* SET TASK:
Please give the count of lines holding the string "components" and nothing besides.

--- begin DATA SUPPLIED ---

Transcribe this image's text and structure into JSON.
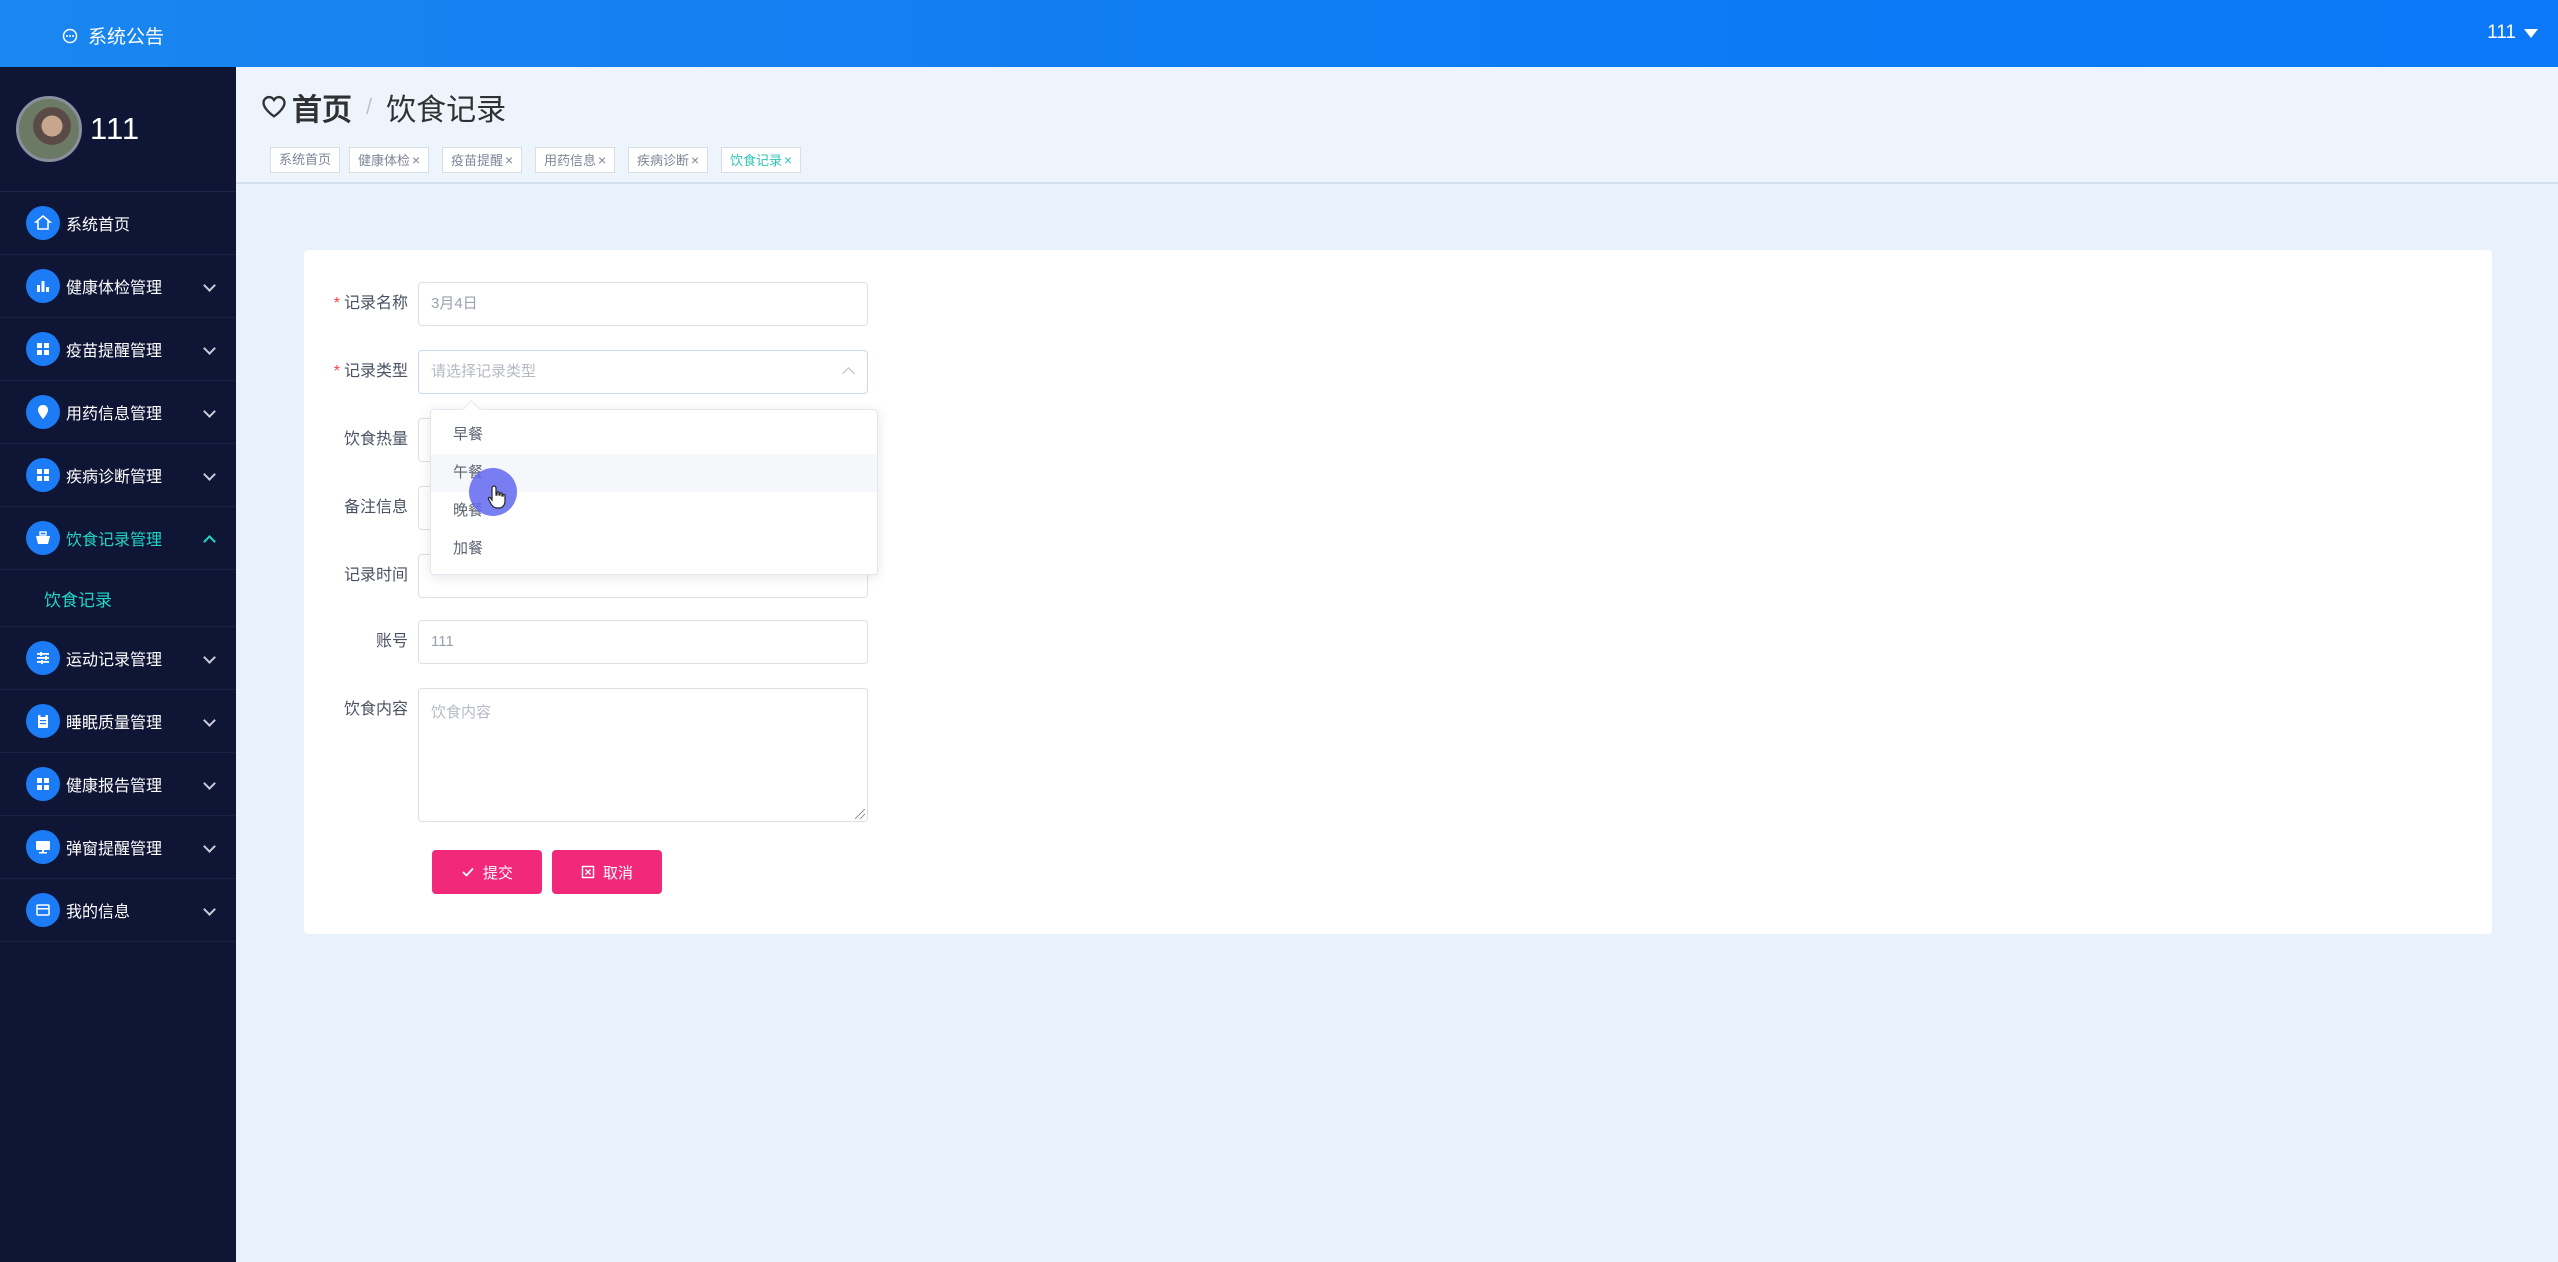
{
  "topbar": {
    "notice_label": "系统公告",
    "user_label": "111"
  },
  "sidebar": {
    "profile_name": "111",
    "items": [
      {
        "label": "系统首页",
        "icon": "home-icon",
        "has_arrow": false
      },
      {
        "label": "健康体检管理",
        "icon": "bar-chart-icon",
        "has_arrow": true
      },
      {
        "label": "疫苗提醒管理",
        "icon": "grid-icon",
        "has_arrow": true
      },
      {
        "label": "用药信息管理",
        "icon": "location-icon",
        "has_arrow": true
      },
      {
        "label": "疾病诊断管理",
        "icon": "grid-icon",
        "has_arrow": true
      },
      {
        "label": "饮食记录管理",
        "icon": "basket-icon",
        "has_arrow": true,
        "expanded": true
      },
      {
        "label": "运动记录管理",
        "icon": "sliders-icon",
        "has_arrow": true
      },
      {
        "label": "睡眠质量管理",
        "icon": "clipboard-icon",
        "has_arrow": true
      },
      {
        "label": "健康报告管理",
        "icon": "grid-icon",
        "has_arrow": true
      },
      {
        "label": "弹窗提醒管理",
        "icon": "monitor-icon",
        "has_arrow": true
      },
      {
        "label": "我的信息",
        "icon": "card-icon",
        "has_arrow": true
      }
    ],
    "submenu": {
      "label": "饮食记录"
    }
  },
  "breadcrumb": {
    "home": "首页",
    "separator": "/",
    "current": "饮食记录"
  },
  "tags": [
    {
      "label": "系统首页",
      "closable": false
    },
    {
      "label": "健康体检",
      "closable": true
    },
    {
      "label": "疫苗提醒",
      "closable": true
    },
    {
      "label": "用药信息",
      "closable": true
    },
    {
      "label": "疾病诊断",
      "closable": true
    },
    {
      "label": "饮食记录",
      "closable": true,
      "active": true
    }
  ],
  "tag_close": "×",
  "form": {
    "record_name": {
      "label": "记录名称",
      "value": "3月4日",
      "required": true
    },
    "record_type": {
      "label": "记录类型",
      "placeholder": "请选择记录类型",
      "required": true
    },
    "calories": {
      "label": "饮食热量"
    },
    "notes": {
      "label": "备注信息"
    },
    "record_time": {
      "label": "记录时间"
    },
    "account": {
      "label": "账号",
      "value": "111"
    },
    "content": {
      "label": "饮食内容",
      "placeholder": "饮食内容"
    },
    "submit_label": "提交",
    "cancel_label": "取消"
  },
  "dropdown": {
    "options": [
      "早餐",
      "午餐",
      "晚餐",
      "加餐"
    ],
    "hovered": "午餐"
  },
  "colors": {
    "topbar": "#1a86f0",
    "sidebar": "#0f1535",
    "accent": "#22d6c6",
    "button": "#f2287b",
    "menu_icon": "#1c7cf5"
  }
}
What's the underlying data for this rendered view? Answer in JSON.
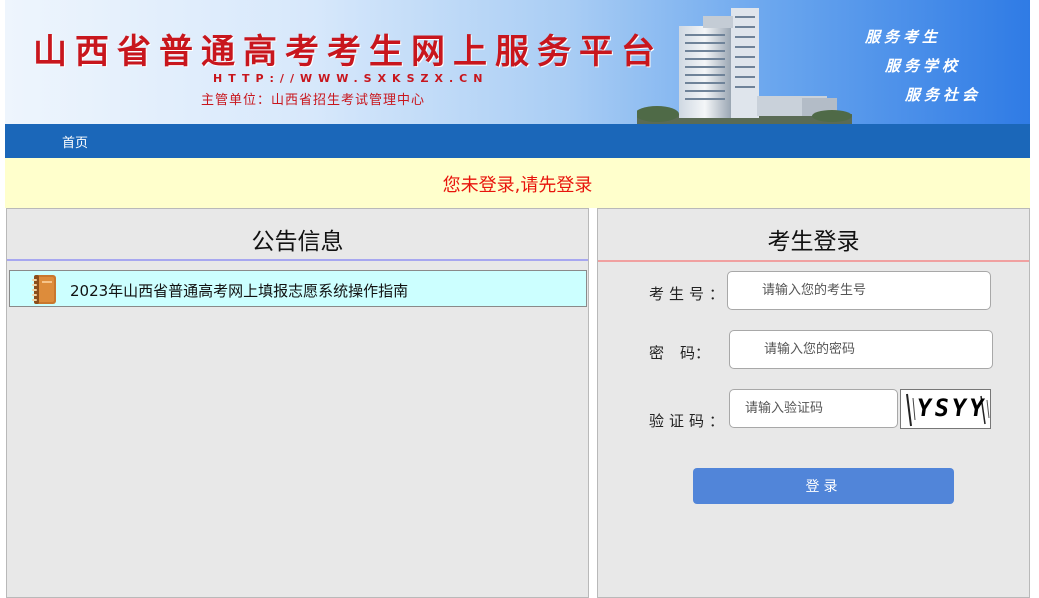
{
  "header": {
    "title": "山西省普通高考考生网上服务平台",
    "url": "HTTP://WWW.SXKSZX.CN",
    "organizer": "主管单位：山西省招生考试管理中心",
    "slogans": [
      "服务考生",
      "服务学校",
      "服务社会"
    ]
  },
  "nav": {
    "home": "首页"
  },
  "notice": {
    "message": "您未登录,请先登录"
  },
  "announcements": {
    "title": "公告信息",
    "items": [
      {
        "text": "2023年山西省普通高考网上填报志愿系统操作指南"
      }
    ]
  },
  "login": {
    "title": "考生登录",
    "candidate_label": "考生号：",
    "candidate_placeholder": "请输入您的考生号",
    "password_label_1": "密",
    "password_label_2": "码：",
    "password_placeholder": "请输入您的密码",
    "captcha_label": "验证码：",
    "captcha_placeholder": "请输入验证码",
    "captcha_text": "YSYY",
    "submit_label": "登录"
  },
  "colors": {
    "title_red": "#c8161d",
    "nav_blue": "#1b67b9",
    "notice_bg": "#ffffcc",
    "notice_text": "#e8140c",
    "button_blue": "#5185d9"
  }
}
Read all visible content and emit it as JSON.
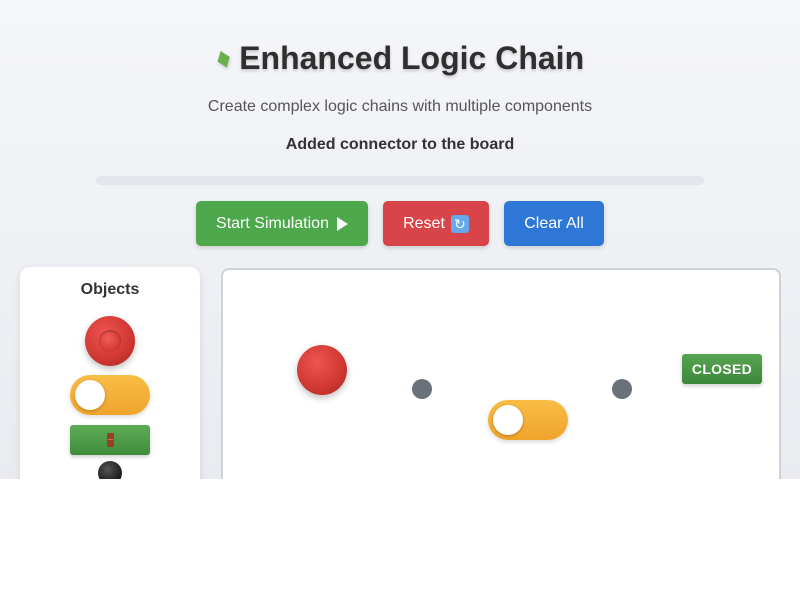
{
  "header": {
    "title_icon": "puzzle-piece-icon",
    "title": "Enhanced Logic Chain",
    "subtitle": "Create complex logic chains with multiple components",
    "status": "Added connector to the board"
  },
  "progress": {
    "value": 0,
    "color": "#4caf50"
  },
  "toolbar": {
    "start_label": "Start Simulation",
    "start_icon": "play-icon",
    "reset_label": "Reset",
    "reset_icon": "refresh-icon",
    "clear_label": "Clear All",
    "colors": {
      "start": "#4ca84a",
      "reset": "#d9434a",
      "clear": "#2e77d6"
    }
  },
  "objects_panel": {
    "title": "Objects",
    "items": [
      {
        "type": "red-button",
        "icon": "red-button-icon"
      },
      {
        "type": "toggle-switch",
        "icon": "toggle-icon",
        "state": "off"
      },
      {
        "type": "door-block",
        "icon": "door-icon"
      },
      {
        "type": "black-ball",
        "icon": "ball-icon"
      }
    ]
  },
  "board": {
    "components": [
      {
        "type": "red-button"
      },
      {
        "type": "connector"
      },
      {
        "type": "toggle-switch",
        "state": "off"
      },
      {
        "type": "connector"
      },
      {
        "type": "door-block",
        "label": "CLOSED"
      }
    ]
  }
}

--- end DATA SUPPLIED ---

* OUTPUT:
2